Dataset rows:
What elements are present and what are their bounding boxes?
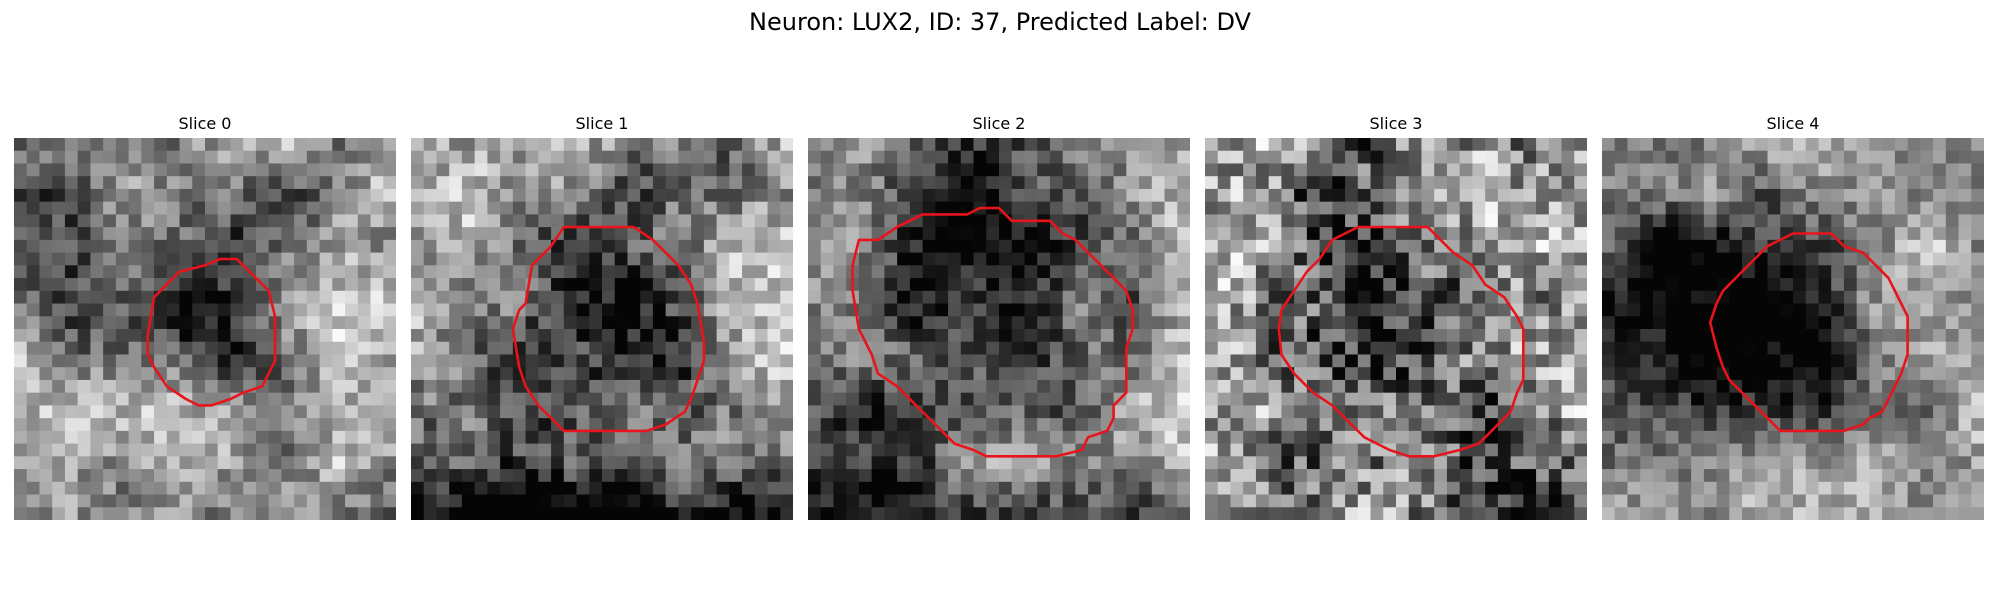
slice-image-4: [1602, 138, 1984, 520]
pixel-grid: [1602, 138, 1984, 520]
slice-panel-4: Slice 4: [1602, 114, 1984, 520]
slice-panel-0: Slice 0: [14, 114, 396, 520]
pixel-grid: [1205, 138, 1587, 520]
slice-title-3: Slice 3: [1369, 114, 1423, 133]
slice-image-2: [808, 138, 1190, 520]
pixel-grid: [808, 138, 1190, 520]
roi-contour: [1708, 232, 1909, 433]
figure-title: Neuron: LUX2, ID: 37, Predicted Label: D…: [749, 8, 1251, 36]
roi-contour: [511, 225, 706, 433]
slice-title-4: Slice 4: [1766, 114, 1820, 133]
slice-image-1: [411, 138, 793, 520]
slice-image-3: [1205, 138, 1587, 520]
slice-title-1: Slice 1: [575, 114, 629, 133]
roi-contour: [1277, 225, 1525, 458]
roi-contour: [146, 257, 277, 407]
slice-title-2: Slice 2: [972, 114, 1026, 133]
slice-panel-1: Slice 1: [411, 114, 793, 520]
slice-panel-3: Slice 3: [1205, 114, 1587, 520]
pixel-grid: [411, 138, 793, 520]
slice-image-0: [14, 138, 396, 520]
pixel-grid: [14, 138, 396, 520]
slice-title-0: Slice 0: [178, 114, 232, 133]
slice-panel-2: Slice 2: [808, 114, 1190, 520]
roi-contour: [851, 206, 1135, 458]
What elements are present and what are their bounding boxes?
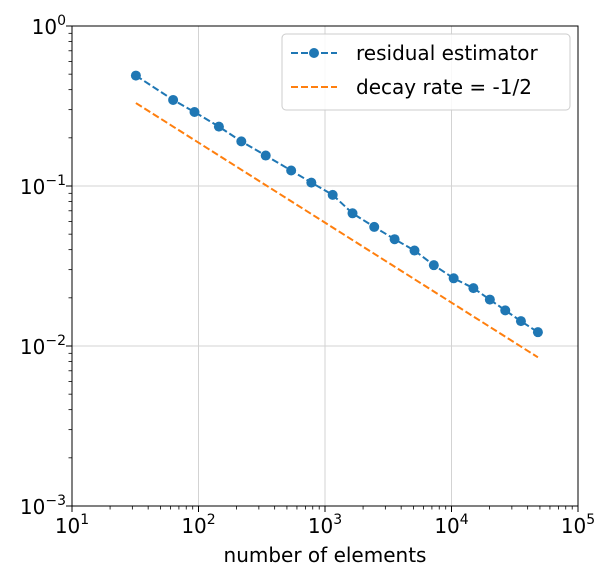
data-point-0-7: [306, 177, 317, 188]
data-point-0-19: [532, 327, 543, 338]
x-tick-label-0: 101: [55, 512, 89, 538]
data-point-0-17: [500, 305, 511, 316]
data-point-0-18: [515, 316, 526, 327]
data-point-0-16: [484, 294, 495, 305]
x-tick-label-1: 102: [181, 512, 215, 538]
data-point-0-5: [260, 150, 271, 161]
major-ticks: [66, 25, 579, 512]
data-point-0-0: [130, 70, 141, 81]
data-point-0-12: [409, 245, 420, 256]
data-point-0-6: [286, 165, 297, 176]
data-point-0-1: [168, 94, 179, 105]
data-point-0-2: [189, 107, 200, 118]
x-tick-label-4: 105: [561, 512, 595, 538]
data-point-0-9: [347, 208, 358, 219]
y-tick-label-1: 10−2: [20, 333, 66, 359]
y-tick-label-2: 10−1: [20, 173, 66, 199]
data-point-0-14: [448, 273, 459, 284]
legend-box: [281, 33, 571, 111]
data-point-0-4: [236, 136, 247, 147]
data-point-0-8: [327, 189, 338, 200]
legend-marker-residual: [309, 48, 319, 58]
data-point-0-10: [369, 221, 380, 232]
series-line-1: [135, 102, 539, 359]
x-axis-label: number of elements: [224, 543, 427, 567]
data-point-0-15: [468, 283, 479, 294]
y-tick-label-0: 10−3: [20, 493, 66, 519]
legend: residual estimator decay rate = -1/2: [281, 33, 571, 111]
legend-label-decay: decay rate = -1/2: [356, 75, 532, 99]
y-tick-label-3: 100: [32, 13, 66, 39]
x-tick-label-2: 103: [308, 512, 342, 538]
data-point-0-3: [213, 121, 224, 132]
x-tick-label-3: 104: [434, 512, 468, 538]
data-point-0-13: [428, 260, 439, 271]
series-layer: [130, 70, 543, 359]
legend-label-residual: residual estimator: [356, 41, 539, 65]
minor-ticks: [68, 32, 573, 510]
data-point-0-11: [389, 234, 400, 245]
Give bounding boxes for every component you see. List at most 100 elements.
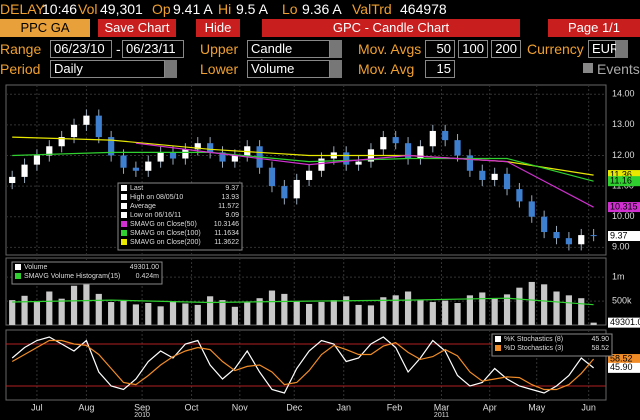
dropdown[interactable]: Volume	[247, 60, 330, 78]
legend-label: SMAVG Volume Histogram(15)	[24, 273, 120, 280]
bar	[244, 302, 251, 325]
candle-body	[479, 170, 486, 180]
candle-body	[528, 201, 535, 217]
hide-button[interactable]: Hide	[196, 19, 240, 37]
candle-body	[306, 170, 313, 180]
candle-body	[565, 238, 572, 245]
legend-box	[491, 333, 613, 357]
legend-value: 45.90	[591, 336, 609, 343]
bar	[145, 302, 152, 325]
legend-label: High on 08/05/10	[130, 194, 183, 201]
input[interactable]: 06/23/11	[122, 40, 184, 58]
legend-label: Volume	[24, 264, 47, 271]
candle-body	[9, 176, 16, 184]
bar	[330, 300, 337, 325]
candle-body	[343, 152, 350, 165]
x-tick-label: Mar	[434, 402, 450, 412]
label: Events	[597, 61, 640, 77]
value-tag-label: 9.37	[610, 230, 628, 240]
candle-body	[120, 155, 127, 168]
legend-swatch	[15, 273, 21, 279]
dropdown-arrow[interactable]	[616, 40, 628, 58]
legend-label: %D Stochastics (3)	[504, 345, 564, 352]
value-tag-label: 45.90	[610, 362, 633, 372]
value-tag	[608, 231, 640, 242]
series-line	[12, 151, 594, 182]
legend-swatch	[495, 336, 501, 342]
y-tick-label: 1m	[612, 272, 625, 282]
chart: 9.0010.0011.0012.0013.0014.0011.3611.161…	[5, 84, 640, 418]
label: Mov. Avg	[358, 61, 415, 77]
bar	[293, 301, 300, 325]
legend-swatch	[121, 212, 127, 218]
candle-body	[404, 143, 412, 159]
bar	[318, 302, 325, 325]
dropdown-arrow[interactable]	[330, 40, 342, 58]
bar	[256, 298, 263, 325]
bar	[417, 299, 424, 325]
label: Range	[0, 41, 42, 57]
x-tick-label: Feb	[387, 402, 403, 412]
bar	[454, 302, 461, 325]
label: Lo	[282, 1, 298, 17]
candle-body	[70, 124, 78, 138]
candle-body	[454, 140, 461, 156]
y-tick-label: 9.00	[612, 242, 630, 252]
input[interactable]: 200	[491, 40, 521, 58]
candle-body	[95, 115, 102, 138]
input[interactable]: 50	[425, 40, 455, 58]
save-button[interactable]: Save Chart	[98, 19, 176, 37]
x-tick-label: Jan	[336, 402, 351, 412]
candle-body	[169, 152, 177, 159]
legend-value: 11.1634	[214, 230, 239, 237]
candle-body	[392, 137, 399, 144]
legend-label: SMAVG on Close(50)	[130, 221, 197, 228]
bar	[392, 295, 399, 325]
bar	[466, 295, 474, 325]
candle-body	[491, 173, 498, 180]
legend-value: 11.3622	[214, 239, 239, 246]
candle-body	[590, 235, 597, 237]
x-tick-label: Oct	[185, 402, 200, 412]
y-tick-label: 14.00	[612, 89, 635, 99]
bar	[169, 301, 177, 325]
dropdown[interactable]: EUR	[588, 40, 619, 58]
bar	[491, 298, 498, 325]
candle-body	[108, 137, 115, 156]
bar	[46, 291, 53, 325]
dropdown-arrow[interactable]	[165, 60, 177, 78]
checkbox[interactable]	[583, 63, 593, 73]
dropdown[interactable]: Daily	[50, 60, 165, 78]
candle-body	[293, 179, 300, 199]
legend-label: SMAVG on Close(200)	[130, 239, 201, 246]
label: DELAY	[0, 1, 45, 17]
value-tag	[608, 317, 640, 328]
bar	[21, 295, 28, 325]
value-tag	[608, 354, 640, 365]
series-line	[135, 142, 594, 208]
y-tick-label: 13.00	[612, 119, 635, 129]
bar	[343, 296, 350, 325]
value-tag-label: 49301.00	[610, 317, 640, 327]
legend-swatch	[121, 239, 127, 245]
legend-label: Average	[130, 203, 156, 210]
value-tag-label: 11.36	[610, 169, 632, 179]
input[interactable]: 15	[425, 60, 455, 78]
bar	[219, 300, 226, 325]
year-label: 2010	[134, 412, 150, 418]
chart-title: GPC - Candle Chart	[262, 19, 520, 37]
bar	[83, 281, 90, 325]
label: Upper	[200, 41, 239, 57]
candle-body	[244, 146, 251, 156]
candle-body	[503, 173, 511, 190]
candle-body	[578, 235, 585, 245]
security[interactable]: PPC GA EQUITY	[0, 19, 90, 53]
input[interactable]: 100	[458, 40, 488, 58]
label: Mov. Avgs	[358, 41, 422, 57]
dropdown-arrow[interactable]	[330, 60, 342, 78]
bar	[380, 297, 387, 325]
input[interactable]: 06/23/10	[50, 40, 112, 58]
bar	[281, 293, 288, 325]
dropdown[interactable]: Candle Chart	[247, 40, 330, 72]
label: Currency	[527, 41, 584, 57]
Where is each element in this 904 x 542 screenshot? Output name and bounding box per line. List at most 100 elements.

▸ Exercise description
How many lines of the listing above contain the string "title"? Case matters, and the reply should be the number alone.

▸ Exercise solution
7